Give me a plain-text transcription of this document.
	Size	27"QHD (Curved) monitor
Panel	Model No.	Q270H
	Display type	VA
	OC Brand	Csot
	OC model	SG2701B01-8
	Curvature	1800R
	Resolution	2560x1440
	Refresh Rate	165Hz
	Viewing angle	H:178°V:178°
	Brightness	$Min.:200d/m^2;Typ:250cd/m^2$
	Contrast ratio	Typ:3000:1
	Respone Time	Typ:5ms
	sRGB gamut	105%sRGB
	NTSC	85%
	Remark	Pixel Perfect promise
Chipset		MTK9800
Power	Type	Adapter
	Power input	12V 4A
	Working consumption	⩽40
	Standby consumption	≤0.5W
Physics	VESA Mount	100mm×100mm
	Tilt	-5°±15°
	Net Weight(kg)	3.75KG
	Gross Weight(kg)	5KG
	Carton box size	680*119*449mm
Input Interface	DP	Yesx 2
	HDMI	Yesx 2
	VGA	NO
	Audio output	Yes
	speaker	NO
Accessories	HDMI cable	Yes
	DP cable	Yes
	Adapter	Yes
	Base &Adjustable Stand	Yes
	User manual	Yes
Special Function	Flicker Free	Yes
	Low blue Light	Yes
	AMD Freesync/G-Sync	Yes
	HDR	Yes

* * *

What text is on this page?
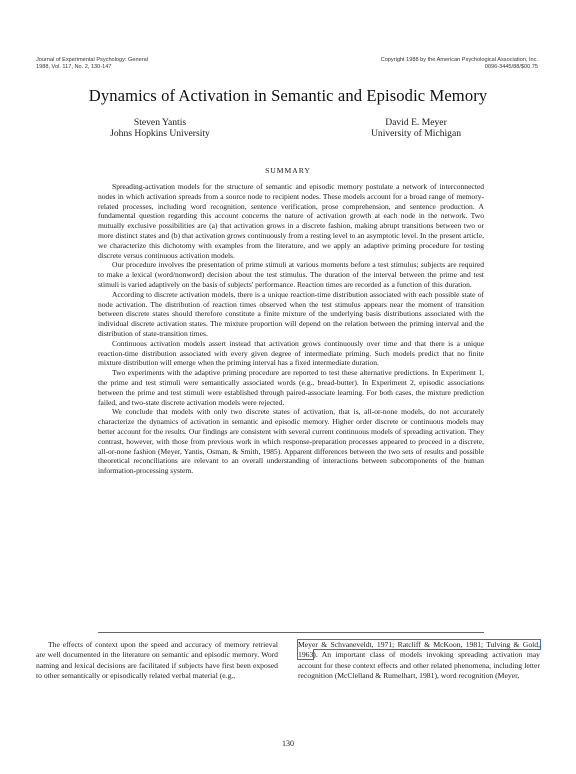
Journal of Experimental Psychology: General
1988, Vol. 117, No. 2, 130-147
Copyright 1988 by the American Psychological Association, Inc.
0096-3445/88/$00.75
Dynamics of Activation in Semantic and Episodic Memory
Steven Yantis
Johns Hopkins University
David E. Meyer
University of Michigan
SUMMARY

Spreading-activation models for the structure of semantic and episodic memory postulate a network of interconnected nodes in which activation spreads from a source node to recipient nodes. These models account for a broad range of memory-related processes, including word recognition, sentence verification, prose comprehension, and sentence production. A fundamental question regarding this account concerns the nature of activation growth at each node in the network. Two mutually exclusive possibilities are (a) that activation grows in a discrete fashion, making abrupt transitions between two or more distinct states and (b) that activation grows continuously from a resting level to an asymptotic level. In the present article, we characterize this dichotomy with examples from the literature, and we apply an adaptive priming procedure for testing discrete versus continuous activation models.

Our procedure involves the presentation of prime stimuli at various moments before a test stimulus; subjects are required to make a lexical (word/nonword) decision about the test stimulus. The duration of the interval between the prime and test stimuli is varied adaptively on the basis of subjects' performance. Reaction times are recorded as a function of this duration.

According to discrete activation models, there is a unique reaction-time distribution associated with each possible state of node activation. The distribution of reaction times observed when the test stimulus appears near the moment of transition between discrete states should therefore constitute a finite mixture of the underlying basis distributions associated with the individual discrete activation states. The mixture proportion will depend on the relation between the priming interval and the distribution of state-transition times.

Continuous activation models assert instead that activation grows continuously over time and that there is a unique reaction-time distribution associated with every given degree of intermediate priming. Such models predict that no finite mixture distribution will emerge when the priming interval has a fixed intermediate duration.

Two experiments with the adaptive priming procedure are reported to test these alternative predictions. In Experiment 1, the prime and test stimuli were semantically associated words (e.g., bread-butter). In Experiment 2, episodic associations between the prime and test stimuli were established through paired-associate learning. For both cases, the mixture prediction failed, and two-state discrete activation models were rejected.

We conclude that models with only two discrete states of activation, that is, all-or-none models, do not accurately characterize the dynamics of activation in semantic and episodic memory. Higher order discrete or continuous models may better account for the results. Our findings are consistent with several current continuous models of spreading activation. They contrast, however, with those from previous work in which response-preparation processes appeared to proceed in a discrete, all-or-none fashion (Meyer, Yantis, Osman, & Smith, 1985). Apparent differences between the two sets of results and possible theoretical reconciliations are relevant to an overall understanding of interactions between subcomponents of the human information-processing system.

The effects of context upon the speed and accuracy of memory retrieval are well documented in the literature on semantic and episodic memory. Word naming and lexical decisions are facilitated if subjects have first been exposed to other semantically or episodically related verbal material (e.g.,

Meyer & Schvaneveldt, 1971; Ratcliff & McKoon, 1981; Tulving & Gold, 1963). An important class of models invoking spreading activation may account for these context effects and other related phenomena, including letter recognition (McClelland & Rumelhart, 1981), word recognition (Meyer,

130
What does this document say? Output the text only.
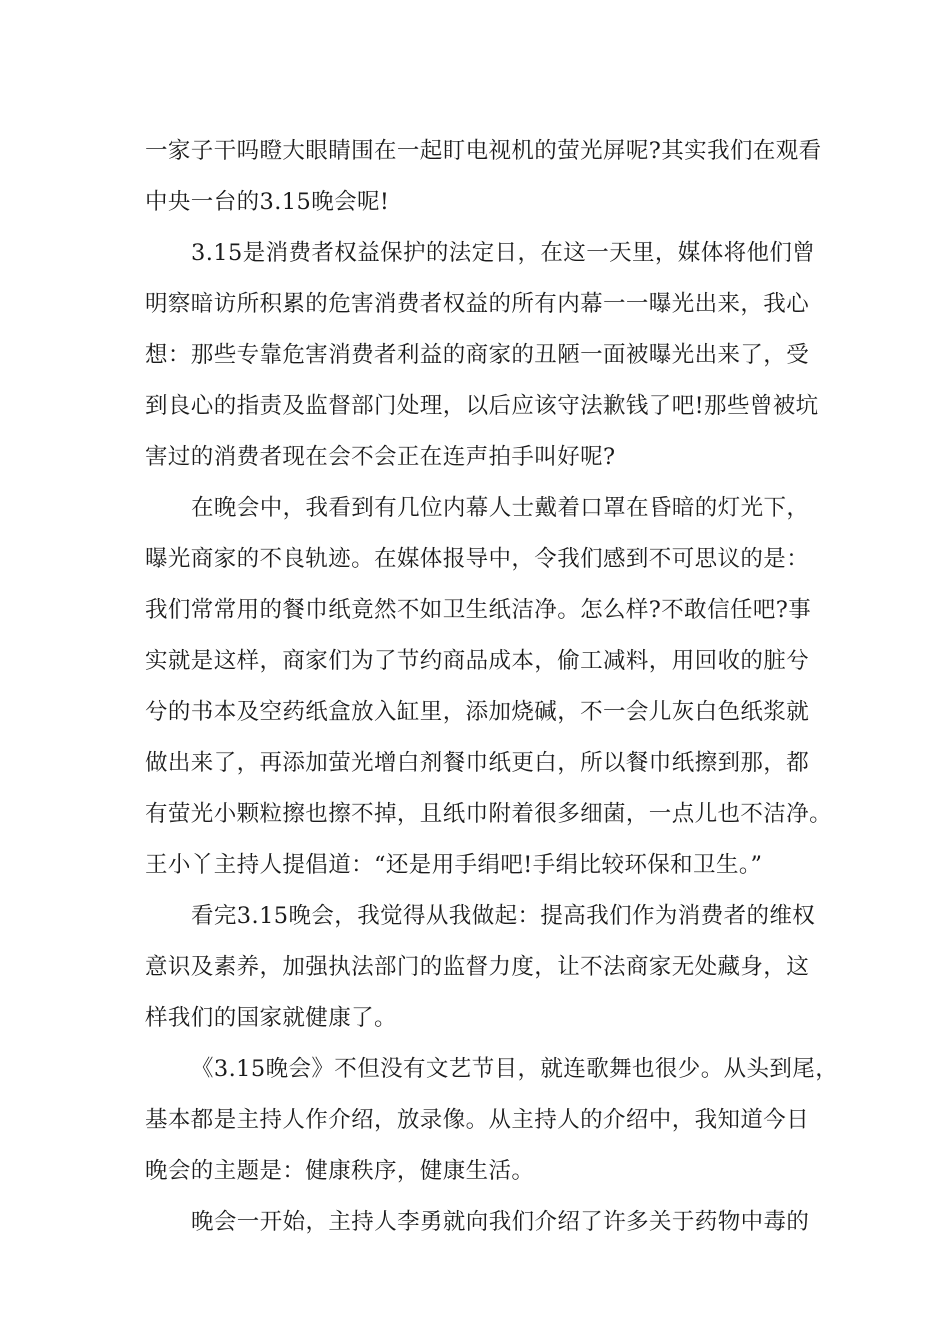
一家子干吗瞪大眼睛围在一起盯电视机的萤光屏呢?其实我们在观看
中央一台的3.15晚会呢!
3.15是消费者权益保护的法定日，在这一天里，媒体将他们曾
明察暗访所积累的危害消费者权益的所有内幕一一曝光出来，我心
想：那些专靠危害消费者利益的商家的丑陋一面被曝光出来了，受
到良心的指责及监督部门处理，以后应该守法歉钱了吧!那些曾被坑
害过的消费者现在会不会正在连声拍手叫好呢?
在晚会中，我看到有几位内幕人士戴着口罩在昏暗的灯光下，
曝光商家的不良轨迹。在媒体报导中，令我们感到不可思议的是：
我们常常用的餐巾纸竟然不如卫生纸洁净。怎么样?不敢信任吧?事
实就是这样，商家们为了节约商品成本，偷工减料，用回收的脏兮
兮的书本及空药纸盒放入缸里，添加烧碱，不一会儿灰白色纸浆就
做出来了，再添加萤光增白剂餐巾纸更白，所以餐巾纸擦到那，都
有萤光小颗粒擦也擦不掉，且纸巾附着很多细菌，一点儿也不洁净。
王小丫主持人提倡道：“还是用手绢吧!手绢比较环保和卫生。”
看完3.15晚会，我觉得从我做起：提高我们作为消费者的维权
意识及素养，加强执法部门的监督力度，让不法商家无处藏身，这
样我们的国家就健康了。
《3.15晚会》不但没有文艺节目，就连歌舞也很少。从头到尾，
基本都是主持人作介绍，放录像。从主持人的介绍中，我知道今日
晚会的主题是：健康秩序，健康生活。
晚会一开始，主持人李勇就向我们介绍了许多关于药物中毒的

» **Task**:
Show all lines in the entries above where the word "lexical" appears.

» **Task output**:
Our procedure involves the presentation of prime stimuli at various moments before a test stimulus; subjects are required to make a lexical (word/nonword) decision about the test stimulus. The duration of the interval between the prime and test stimuli is varied adaptively on the basis of subjects' performance. Reaction times are recorded as a function of this duration.
The effects of context upon the speed and accuracy of memory retrieval are well documented in the literature on semantic and episodic memory. Word naming and lexical decisions are facilitated if subjects have first been exposed to other semantically or episodically related verbal material (e.g.,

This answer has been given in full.